— START OF Material shown —

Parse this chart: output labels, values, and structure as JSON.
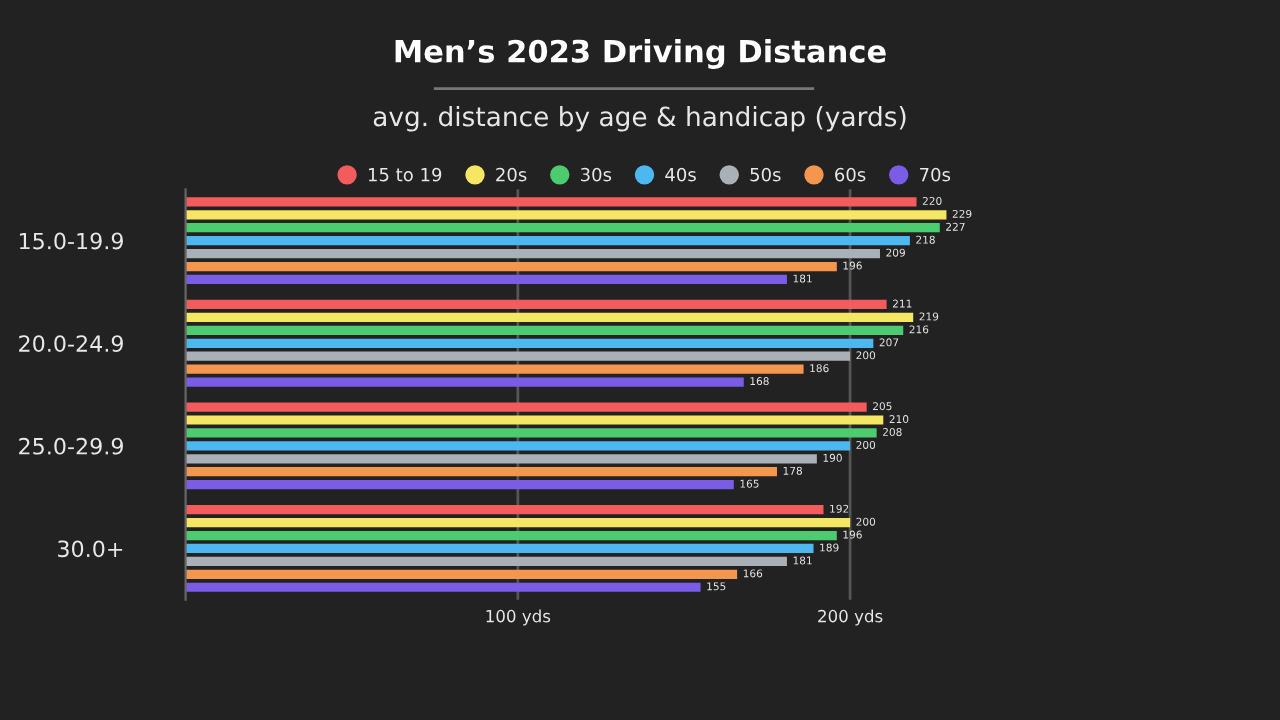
{
  "chart_data": {
    "type": "bar",
    "orientation": "horizontal",
    "title": "Men’s 2023 Driving Distance",
    "subtitle": "avg. distance by age & handicap (yards)",
    "categories": [
      "15.0-19.9",
      "20.0-24.9",
      "25.0-29.9",
      "30.0+"
    ],
    "series": [
      {
        "name": "15 to 19",
        "color": "#f25c5c",
        "values": [
          220,
          211,
          205,
          192
        ]
      },
      {
        "name": "20s",
        "color": "#f5e663",
        "values": [
          229,
          219,
          210,
          200
        ]
      },
      {
        "name": "30s",
        "color": "#4ccc6e",
        "values": [
          227,
          216,
          208,
          196
        ]
      },
      {
        "name": "40s",
        "color": "#4db8f0",
        "values": [
          218,
          207,
          200,
          189
        ]
      },
      {
        "name": "50s",
        "color": "#a9b0b8",
        "values": [
          209,
          200,
          190,
          181
        ]
      },
      {
        "name": "60s",
        "color": "#f5964f",
        "values": [
          196,
          186,
          178,
          166
        ]
      },
      {
        "name": "70s",
        "color": "#7a5ce6",
        "values": [
          181,
          168,
          165,
          155
        ]
      }
    ],
    "xlim": [
      0,
      230
    ],
    "xticks": [
      {
        "value": 100,
        "label": "100 yds"
      },
      {
        "value": 200,
        "label": "200 yds"
      }
    ],
    "grid": "x",
    "legend": "top",
    "data_labels": true
  }
}
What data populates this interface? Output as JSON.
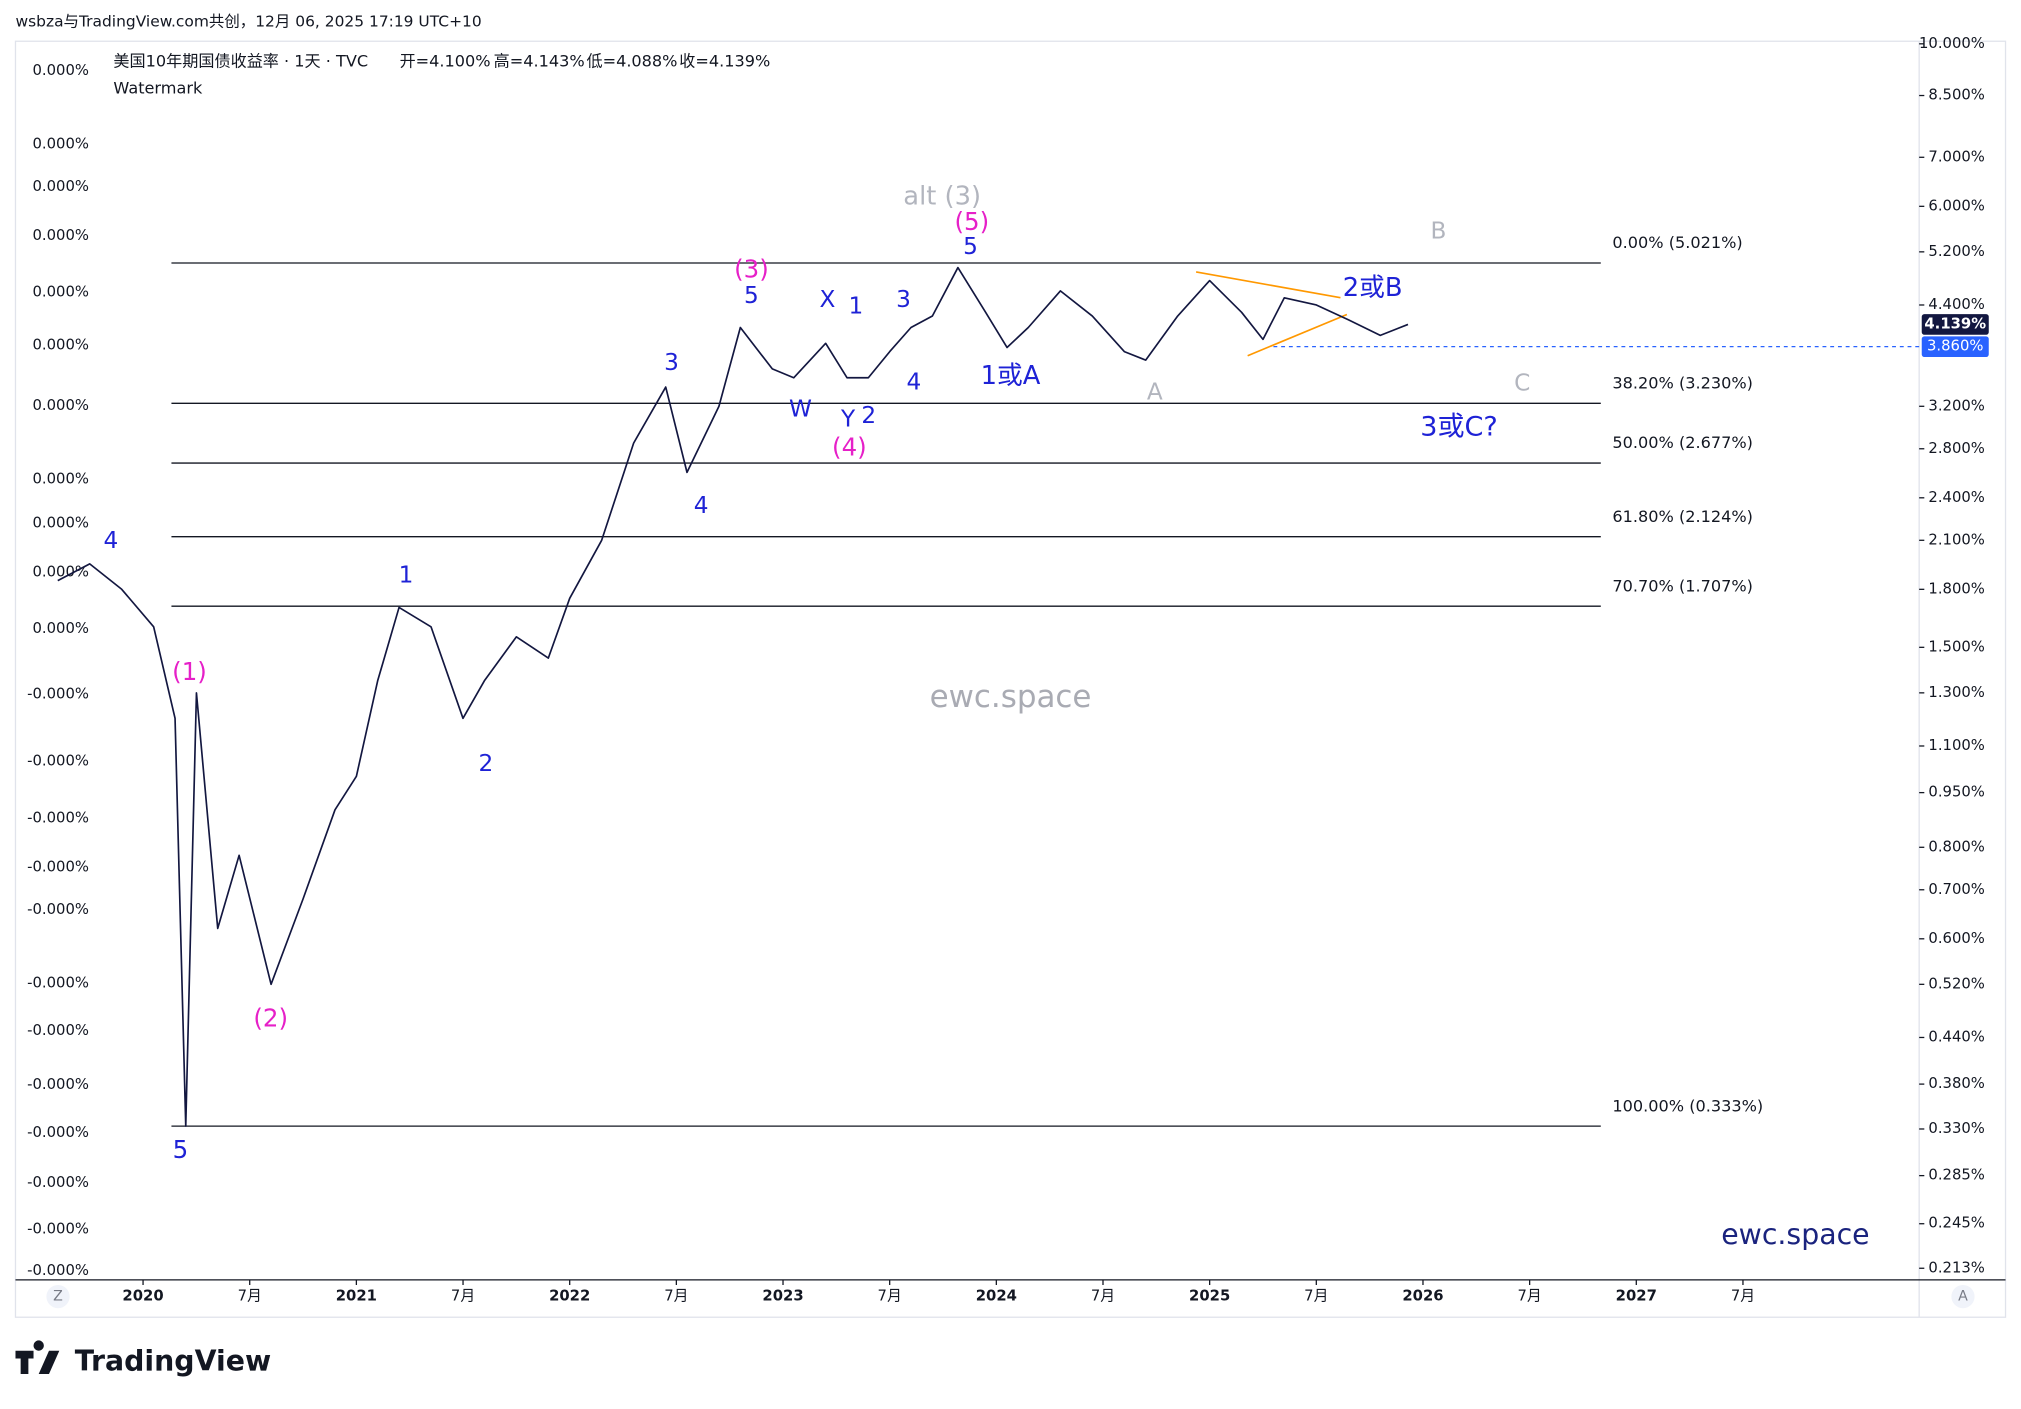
{
  "header": {
    "credit": "wsbza与TradingView.com共创，12月 06, 2025 17:19 UTC+10",
    "symbol": "美国10年期国债收益率 · 1天 · TVC",
    "open": "开=4.100%",
    "high": "高=4.143%",
    "low": "低=4.088%",
    "close": "收=4.139%",
    "indicator": "Watermark"
  },
  "chart_data": {
    "type": "line",
    "log_scale": true,
    "color": "#131740",
    "x": [
      2019.6,
      2019.75,
      2019.9,
      2020.05,
      2020.15,
      2020.2,
      2020.25,
      2020.35,
      2020.45,
      2020.6,
      2020.75,
      2020.9,
      2021.0,
      2021.1,
      2021.2,
      2021.35,
      2021.5,
      2021.6,
      2021.75,
      2021.9,
      2022.0,
      2022.15,
      2022.3,
      2022.45,
      2022.55,
      2022.7,
      2022.8,
      2022.95,
      2023.05,
      2023.2,
      2023.3,
      2023.4,
      2023.5,
      2023.6,
      2023.7,
      2023.82,
      2023.95,
      2024.05,
      2024.15,
      2024.3,
      2024.45,
      2024.6,
      2024.7,
      2024.85,
      2025.0,
      2025.15,
      2025.25,
      2025.35,
      2025.5,
      2025.65,
      2025.8,
      2025.93
    ],
    "values": [
      1.85,
      1.95,
      1.8,
      1.6,
      1.2,
      0.333,
      1.3,
      0.62,
      0.78,
      0.52,
      0.68,
      0.9,
      1.0,
      1.35,
      1.7,
      1.6,
      1.2,
      1.35,
      1.55,
      1.45,
      1.75,
      2.1,
      2.85,
      3.4,
      2.6,
      3.2,
      4.1,
      3.6,
      3.5,
      3.9,
      3.5,
      3.5,
      3.8,
      4.1,
      4.25,
      4.95,
      4.3,
      3.85,
      4.1,
      4.6,
      4.25,
      3.8,
      3.7,
      4.25,
      4.75,
      4.3,
      3.95,
      4.5,
      4.4,
      4.2,
      4.0,
      4.139
    ],
    "xlim": [
      2019.402,
      2028.326
    ],
    "xticks": [
      {
        "value": 2020,
        "label": "2020"
      },
      {
        "value": 2020.5,
        "label": "7月"
      },
      {
        "value": 2021,
        "label": "2021"
      },
      {
        "value": 2021.5,
        "label": "7月"
      },
      {
        "value": 2022,
        "label": "2022"
      },
      {
        "value": 2022.5,
        "label": "7月"
      },
      {
        "value": 2023,
        "label": "2023"
      },
      {
        "value": 2023.5,
        "label": "7月"
      },
      {
        "value": 2024,
        "label": "2024"
      },
      {
        "value": 2024.5,
        "label": "7月"
      },
      {
        "value": 2025,
        "label": "2025"
      },
      {
        "value": 2025.5,
        "label": "7月"
      },
      {
        "value": 2026,
        "label": "2026"
      },
      {
        "value": 2026.5,
        "label": "7月"
      },
      {
        "value": 2027,
        "label": "2027"
      },
      {
        "value": 2027.5,
        "label": "7月"
      }
    ],
    "ylim": [
      0.213,
      10
    ],
    "yticks": [
      {
        "value": 10,
        "label": "10.000%"
      },
      {
        "value": 8.5,
        "label": "8.500%"
      },
      {
        "value": 7,
        "label": "7.000%"
      },
      {
        "value": 6,
        "label": "6.000%"
      },
      {
        "value": 5.2,
        "label": "5.200%"
      },
      {
        "value": 4.4,
        "label": "4.400%"
      },
      {
        "value": 3.2,
        "label": "3.200%"
      },
      {
        "value": 2.8,
        "label": "2.800%"
      },
      {
        "value": 2.4,
        "label": "2.400%"
      },
      {
        "value": 2.1,
        "label": "2.100%"
      },
      {
        "value": 1.8,
        "label": "1.800%"
      },
      {
        "value": 1.5,
        "label": "1.500%"
      },
      {
        "value": 1.3,
        "label": "1.300%"
      },
      {
        "value": 1.1,
        "label": "1.100%"
      },
      {
        "value": 0.95,
        "label": "0.950%"
      },
      {
        "value": 0.8,
        "label": "0.800%"
      },
      {
        "value": 0.7,
        "label": "0.700%"
      },
      {
        "value": 0.6,
        "label": "0.600%"
      },
      {
        "value": 0.52,
        "label": "0.520%"
      },
      {
        "value": 0.44,
        "label": "0.440%"
      },
      {
        "value": 0.38,
        "label": "0.380%"
      },
      {
        "value": 0.33,
        "label": "0.330%"
      },
      {
        "value": 0.285,
        "label": "0.285%"
      },
      {
        "value": 0.245,
        "label": "0.245%"
      },
      {
        "value": 0.213,
        "label": "0.213%"
      }
    ],
    "left_axis_labels": [
      "0.000%",
      "0.000%",
      "0.000%",
      "0.000%",
      "0.000%",
      "0.000%",
      "0.000%",
      "0.000%",
      "0.000%",
      "0.000%",
      "0.000%",
      "-0.000%",
      "-0.000%",
      "-0.000%",
      "-0.000%",
      "-0.000%",
      "-0.000%",
      "-0.000%",
      "-0.000%",
      "-0.000%",
      "-0.000%",
      "-0.000%",
      "-0.000%"
    ],
    "fib_levels": [
      {
        "value": 5.021,
        "label": "0.00% (5.021%)"
      },
      {
        "value": 3.23,
        "label": "38.20% (3.230%)"
      },
      {
        "value": 2.677,
        "label": "50.00% (2.677%)"
      },
      {
        "value": 2.124,
        "label": "61.80% (2.124%)"
      },
      {
        "value": 1.707,
        "label": "70.70% (1.707%)"
      },
      {
        "value": 0.333,
        "label": "100.00% (0.333%)"
      }
    ],
    "last_price": {
      "value": 4.139,
      "label": "4.139%"
    },
    "marker_price": {
      "value": 3.86,
      "label": "3.860%"
    },
    "annotations": [
      {
        "text": "4",
        "color": "#1e22d6"
      },
      {
        "text": "(1)",
        "color": "#e620c8"
      },
      {
        "text": "5",
        "color": "#1e22d6"
      },
      {
        "text": "(2)",
        "color": "#e620c8"
      },
      {
        "text": "1",
        "color": "#1e22d6"
      },
      {
        "text": "2",
        "color": "#1e22d6"
      },
      {
        "text": "3",
        "color": "#1e22d6"
      },
      {
        "text": "4",
        "color": "#1e22d6"
      },
      {
        "text": "(3)",
        "color": "#e620c8"
      },
      {
        "text": "5",
        "color": "#1e22d6"
      },
      {
        "text": "W",
        "color": "#1e22d6"
      },
      {
        "text": "X",
        "color": "#1e22d6"
      },
      {
        "text": "Y",
        "color": "#1e22d6"
      },
      {
        "text": "2",
        "color": "#1e22d6"
      },
      {
        "text": "(4)",
        "color": "#e620c8"
      },
      {
        "text": "1",
        "color": "#1e22d6"
      },
      {
        "text": "3",
        "color": "#1e22d6"
      },
      {
        "text": "4",
        "color": "#1e22d6"
      },
      {
        "text": "alt (3)",
        "color": "#b2b5be"
      },
      {
        "text": "(5)",
        "color": "#e620c8"
      },
      {
        "text": "5",
        "color": "#1e22d6"
      },
      {
        "text": "1或A",
        "color": "#1e22d6"
      },
      {
        "text": "A",
        "color": "#b2b5be"
      },
      {
        "text": "2或B",
        "color": "#1e22d6"
      },
      {
        "text": "B",
        "color": "#b2b5be"
      },
      {
        "text": "C",
        "color": "#b2b5be"
      },
      {
        "text": "3或C?",
        "color": "#1e22d6"
      }
    ],
    "watermarks": [
      "ewc.space",
      "ewc.space"
    ],
    "axis_buttons": [
      "Z",
      "A"
    ]
  },
  "footer": {
    "brand": "TradingView"
  }
}
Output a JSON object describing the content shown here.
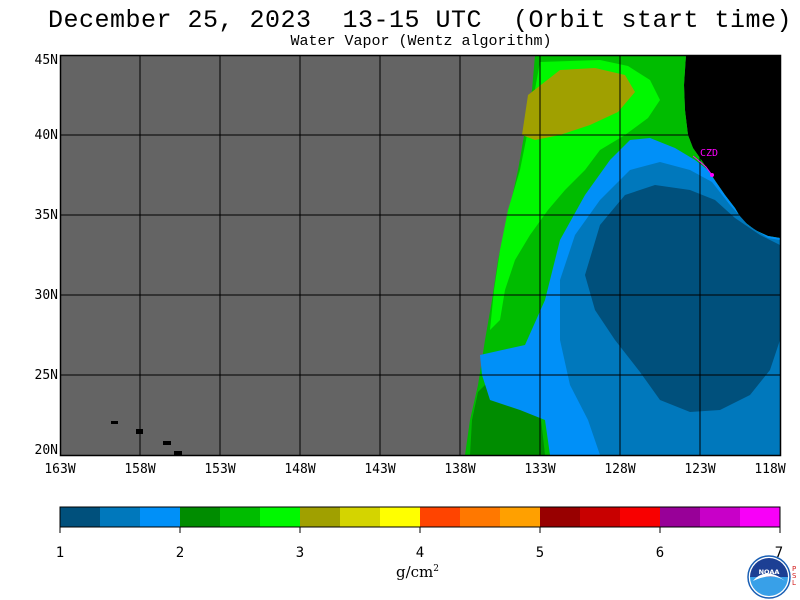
{
  "title": "December 25, 2023  13-15 UTC  (Orbit start time)",
  "subtitle": "Water Vapor (Wentz algorithm)",
  "latitude_labels": [
    "45N",
    "40N",
    "35N",
    "30N",
    "25N",
    "20N"
  ],
  "longitude_labels": [
    "163W",
    "158W",
    "153W",
    "148W",
    "143W",
    "138W",
    "133W",
    "128W",
    "123W",
    "118W"
  ],
  "station_label": "CZD",
  "colorbar": {
    "ticks": [
      "1",
      "2",
      "3",
      "4",
      "5",
      "6",
      "7"
    ],
    "unit_text": "g/cm",
    "unit_exponent": "2",
    "colors": [
      "#00507c",
      "#0078bc",
      "#0090f8",
      "#008c00",
      "#00bc00",
      "#00f800",
      "#a0a000",
      "#d4d400",
      "#ffff00",
      "#ff4400",
      "#ff7800",
      "#ffa000",
      "#980000",
      "#c80000",
      "#f80000",
      "#980098",
      "#c800c8",
      "#f800f8"
    ]
  },
  "map_colors": {
    "no_data": "#646464",
    "land": "#000000",
    "grid": "#000000",
    "station": "#ff00ff"
  },
  "logo": {
    "text": "NOAA",
    "side_text": "PSL"
  }
}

— END OF Material shown —

• _Exercise brief_
In the entries above, find lines with "this" and copy each.

• _Output_
Parse this chart: output labels, values, and structure as JSON.
What data populates this interface? Output as JSON.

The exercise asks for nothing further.